### SUPPLIED RECORDS
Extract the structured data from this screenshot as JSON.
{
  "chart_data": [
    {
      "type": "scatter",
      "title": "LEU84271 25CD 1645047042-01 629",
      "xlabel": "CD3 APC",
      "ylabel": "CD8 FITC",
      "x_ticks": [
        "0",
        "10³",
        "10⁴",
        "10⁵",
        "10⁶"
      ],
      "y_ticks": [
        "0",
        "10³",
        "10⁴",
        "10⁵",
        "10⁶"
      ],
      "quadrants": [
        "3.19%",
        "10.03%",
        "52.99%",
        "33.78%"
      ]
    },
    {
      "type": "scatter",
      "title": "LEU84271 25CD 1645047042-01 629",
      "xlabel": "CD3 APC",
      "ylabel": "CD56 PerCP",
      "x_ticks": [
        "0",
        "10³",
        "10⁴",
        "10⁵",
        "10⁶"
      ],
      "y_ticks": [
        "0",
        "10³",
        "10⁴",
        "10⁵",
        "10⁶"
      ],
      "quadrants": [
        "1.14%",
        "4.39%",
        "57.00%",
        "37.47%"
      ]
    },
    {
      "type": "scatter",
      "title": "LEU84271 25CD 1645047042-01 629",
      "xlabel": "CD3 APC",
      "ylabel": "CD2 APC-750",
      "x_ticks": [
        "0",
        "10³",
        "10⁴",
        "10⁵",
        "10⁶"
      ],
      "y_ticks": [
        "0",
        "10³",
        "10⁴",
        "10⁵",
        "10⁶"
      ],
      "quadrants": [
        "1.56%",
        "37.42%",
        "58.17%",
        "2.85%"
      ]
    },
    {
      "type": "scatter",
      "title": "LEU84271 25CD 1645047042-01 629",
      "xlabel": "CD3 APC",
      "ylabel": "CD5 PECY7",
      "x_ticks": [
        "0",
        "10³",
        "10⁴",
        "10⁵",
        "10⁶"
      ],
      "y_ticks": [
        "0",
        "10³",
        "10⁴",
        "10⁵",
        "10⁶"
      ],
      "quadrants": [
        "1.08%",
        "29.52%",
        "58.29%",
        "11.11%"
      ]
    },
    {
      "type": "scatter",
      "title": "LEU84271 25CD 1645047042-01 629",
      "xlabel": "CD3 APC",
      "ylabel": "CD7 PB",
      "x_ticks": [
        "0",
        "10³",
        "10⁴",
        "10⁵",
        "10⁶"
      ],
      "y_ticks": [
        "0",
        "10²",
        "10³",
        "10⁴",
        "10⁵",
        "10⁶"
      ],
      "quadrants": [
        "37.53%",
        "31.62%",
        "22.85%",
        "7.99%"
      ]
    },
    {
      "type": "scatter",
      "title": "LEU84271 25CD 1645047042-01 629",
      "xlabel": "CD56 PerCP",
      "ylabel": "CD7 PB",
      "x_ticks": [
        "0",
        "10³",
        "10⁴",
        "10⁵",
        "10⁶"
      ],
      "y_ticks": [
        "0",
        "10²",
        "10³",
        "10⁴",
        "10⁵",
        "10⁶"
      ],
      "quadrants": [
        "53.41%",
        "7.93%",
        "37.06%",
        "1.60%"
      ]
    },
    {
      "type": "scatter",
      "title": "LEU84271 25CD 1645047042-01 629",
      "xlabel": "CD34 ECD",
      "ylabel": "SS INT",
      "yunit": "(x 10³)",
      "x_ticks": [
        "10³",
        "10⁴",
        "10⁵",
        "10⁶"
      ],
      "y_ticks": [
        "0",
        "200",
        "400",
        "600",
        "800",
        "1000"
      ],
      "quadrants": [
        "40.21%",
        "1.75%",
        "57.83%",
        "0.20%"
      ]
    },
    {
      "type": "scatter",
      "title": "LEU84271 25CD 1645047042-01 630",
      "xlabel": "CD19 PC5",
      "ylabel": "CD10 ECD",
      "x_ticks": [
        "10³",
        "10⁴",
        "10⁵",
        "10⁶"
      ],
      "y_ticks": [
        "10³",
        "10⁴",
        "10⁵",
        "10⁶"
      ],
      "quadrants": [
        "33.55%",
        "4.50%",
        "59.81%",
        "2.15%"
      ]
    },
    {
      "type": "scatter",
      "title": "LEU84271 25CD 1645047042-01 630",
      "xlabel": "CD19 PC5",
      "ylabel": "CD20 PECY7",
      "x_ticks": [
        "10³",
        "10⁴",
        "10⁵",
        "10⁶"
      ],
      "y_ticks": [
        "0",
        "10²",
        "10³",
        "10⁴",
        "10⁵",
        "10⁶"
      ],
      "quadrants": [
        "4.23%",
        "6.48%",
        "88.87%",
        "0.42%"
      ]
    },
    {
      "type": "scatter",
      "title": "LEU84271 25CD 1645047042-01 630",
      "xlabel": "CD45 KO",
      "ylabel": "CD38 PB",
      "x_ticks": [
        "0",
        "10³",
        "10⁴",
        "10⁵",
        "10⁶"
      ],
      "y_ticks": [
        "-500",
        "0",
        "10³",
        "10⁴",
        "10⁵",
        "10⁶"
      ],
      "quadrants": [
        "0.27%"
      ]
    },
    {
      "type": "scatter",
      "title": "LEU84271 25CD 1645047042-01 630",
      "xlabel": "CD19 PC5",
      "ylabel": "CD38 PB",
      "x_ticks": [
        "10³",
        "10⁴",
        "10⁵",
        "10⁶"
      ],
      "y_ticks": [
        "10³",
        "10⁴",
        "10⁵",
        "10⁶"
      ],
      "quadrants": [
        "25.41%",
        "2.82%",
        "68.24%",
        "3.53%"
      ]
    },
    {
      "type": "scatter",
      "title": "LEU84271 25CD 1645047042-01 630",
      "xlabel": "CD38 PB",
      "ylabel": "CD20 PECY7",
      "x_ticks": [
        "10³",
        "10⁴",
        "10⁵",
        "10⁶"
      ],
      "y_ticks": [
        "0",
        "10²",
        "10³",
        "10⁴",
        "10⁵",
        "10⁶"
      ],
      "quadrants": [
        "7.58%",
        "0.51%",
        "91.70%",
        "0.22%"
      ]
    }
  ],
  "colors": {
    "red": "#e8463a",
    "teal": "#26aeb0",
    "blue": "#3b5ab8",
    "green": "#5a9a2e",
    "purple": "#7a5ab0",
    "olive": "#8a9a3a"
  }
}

### EXERCISE DESCRIPTION
Your task is to repeat the data exactly; please include every line.

### RESULT OF THE TASK
Extract the structured data from this screenshot as JSON.
{
  "chart_data": [
    {
      "type": "scatter",
      "title": "LEU84271 25CD 1645047042-01 629",
      "xlabel": "CD3 APC",
      "ylabel": "CD8 FITC",
      "x_ticks": [
        "0",
        "10³",
        "10⁴",
        "10⁵",
        "10⁶"
      ],
      "y_ticks": [
        "0",
        "10³",
        "10⁴",
        "10⁵",
        "10⁶"
      ],
      "quadrants": [
        "3.19%",
        "10.03%",
        "52.99%",
        "33.78%"
      ]
    },
    {
      "type": "scatter",
      "title": "LEU84271 25CD 1645047042-01 629",
      "xlabel": "CD3 APC",
      "ylabel": "CD56 PerCP",
      "x_ticks": [
        "0",
        "10³",
        "10⁴",
        "10⁵",
        "10⁶"
      ],
      "y_ticks": [
        "0",
        "10³",
        "10⁴",
        "10⁵",
        "10⁶"
      ],
      "quadrants": [
        "1.14%",
        "4.39%",
        "57.00%",
        "37.47%"
      ]
    },
    {
      "type": "scatter",
      "title": "LEU84271 25CD 1645047042-01 629",
      "xlabel": "CD3 APC",
      "ylabel": "CD2 APC-750",
      "x_ticks": [
        "0",
        "10³",
        "10⁴",
        "10⁵",
        "10⁶"
      ],
      "y_ticks": [
        "0",
        "10³",
        "10⁴",
        "10⁵",
        "10⁶"
      ],
      "quadrants": [
        "1.56%",
        "37.42%",
        "58.17%",
        "2.85%"
      ]
    },
    {
      "type": "scatter",
      "title": "LEU84271 25CD 1645047042-01 629",
      "xlabel": "CD3 APC",
      "ylabel": "CD5 PECY7",
      "x_ticks": [
        "0",
        "10³",
        "10⁴",
        "10⁵",
        "10⁶"
      ],
      "y_ticks": [
        "0",
        "10³",
        "10⁴",
        "10⁵",
        "10⁶"
      ],
      "quadrants": [
        "1.08%",
        "29.52%",
        "58.29%",
        "11.11%"
      ]
    },
    {
      "type": "scatter",
      "title": "LEU84271 25CD 1645047042-01 629",
      "xlabel": "CD3 APC",
      "ylabel": "CD7 PB",
      "x_ticks": [
        "0",
        "10³",
        "10⁴",
        "10⁵",
        "10⁶"
      ],
      "y_ticks": [
        "0",
        "10²",
        "10³",
        "10⁴",
        "10⁵",
        "10⁶"
      ],
      "quadrants": [
        "37.53%",
        "31.62%",
        "22.85%",
        "7.99%"
      ]
    },
    {
      "type": "scatter",
      "title": "LEU84271 25CD 1645047042-01 629",
      "xlabel": "CD56 PerCP",
      "ylabel": "CD7 PB",
      "x_ticks": [
        "0",
        "10³",
        "10⁴",
        "10⁵",
        "10⁶"
      ],
      "y_ticks": [
        "0",
        "10²",
        "10³",
        "10⁴",
        "10⁵",
        "10⁶"
      ],
      "quadrants": [
        "53.41%",
        "7.93%",
        "37.06%",
        "1.60%"
      ]
    },
    {
      "type": "scatter",
      "title": "LEU84271 25CD 1645047042-01 629",
      "xlabel": "CD34 ECD",
      "ylabel": "SS INT",
      "yunit": "(x 10³)",
      "x_ticks": [
        "10³",
        "10⁴",
        "10⁵",
        "10⁶"
      ],
      "y_ticks": [
        "0",
        "200",
        "400",
        "600",
        "800",
        "1000"
      ],
      "quadrants": [
        "40.21%",
        "1.75%",
        "57.83%",
        "0.20%"
      ]
    },
    {
      "type": "scatter",
      "title": "LEU84271 25CD 1645047042-01 630",
      "xlabel": "CD19 PC5",
      "ylabel": "CD10 ECD",
      "x_ticks": [
        "10³",
        "10⁴",
        "10⁵",
        "10⁶"
      ],
      "y_ticks": [
        "10³",
        "10⁴",
        "10⁵",
        "10⁶"
      ],
      "quadrants": [
        "33.55%",
        "4.50%",
        "59.81%",
        "2.15%"
      ]
    },
    {
      "type": "scatter",
      "title": "LEU84271 25CD 1645047042-01 630",
      "xlabel": "CD19 PC5",
      "ylabel": "CD20 PECY7",
      "x_ticks": [
        "10³",
        "10⁴",
        "10⁵",
        "10⁶"
      ],
      "y_ticks": [
        "0",
        "10²",
        "10³",
        "10⁴",
        "10⁵",
        "10⁶"
      ],
      "quadrants": [
        "4.23%",
        "6.48%",
        "88.87%",
        "0.42%"
      ]
    },
    {
      "type": "scatter",
      "title": "LEU84271 25CD 1645047042-01 630",
      "xlabel": "CD45 KO",
      "ylabel": "CD38 PB",
      "x_ticks": [
        "0",
        "10³",
        "10⁴",
        "10⁵",
        "10⁶"
      ],
      "y_ticks": [
        "-500",
        "0",
        "10³",
        "10⁴",
        "10⁵",
        "10⁶"
      ],
      "quadrants": [
        "0.27%"
      ]
    },
    {
      "type": "scatter",
      "title": "LEU84271 25CD 1645047042-01 630",
      "xlabel": "CD19 PC5",
      "ylabel": "CD38 PB",
      "x_ticks": [
        "10³",
        "10⁴",
        "10⁵",
        "10⁶"
      ],
      "y_ticks": [
        "10³",
        "10⁴",
        "10⁵",
        "10⁶"
      ],
      "quadrants": [
        "25.41%",
        "2.82%",
        "68.24%",
        "3.53%"
      ]
    },
    {
      "type": "scatter",
      "title": "LEU84271 25CD 1645047042-01 630",
      "xlabel": "CD38 PB",
      "ylabel": "CD20 PECY7",
      "x_ticks": [
        "10³",
        "10⁴",
        "10⁵",
        "10⁶"
      ],
      "y_ticks": [
        "0",
        "10²",
        "10³",
        "10⁴",
        "10⁵",
        "10⁶"
      ],
      "quadrants": [
        "7.58%",
        "0.51%",
        "91.70%",
        "0.22%"
      ]
    }
  ],
  "colors": {
    "red": "#e8463a",
    "teal": "#26aeb0",
    "blue": "#3b5ab8",
    "green": "#5a9a2e",
    "purple": "#7a5ab0",
    "olive": "#8a9a3a"
  }
}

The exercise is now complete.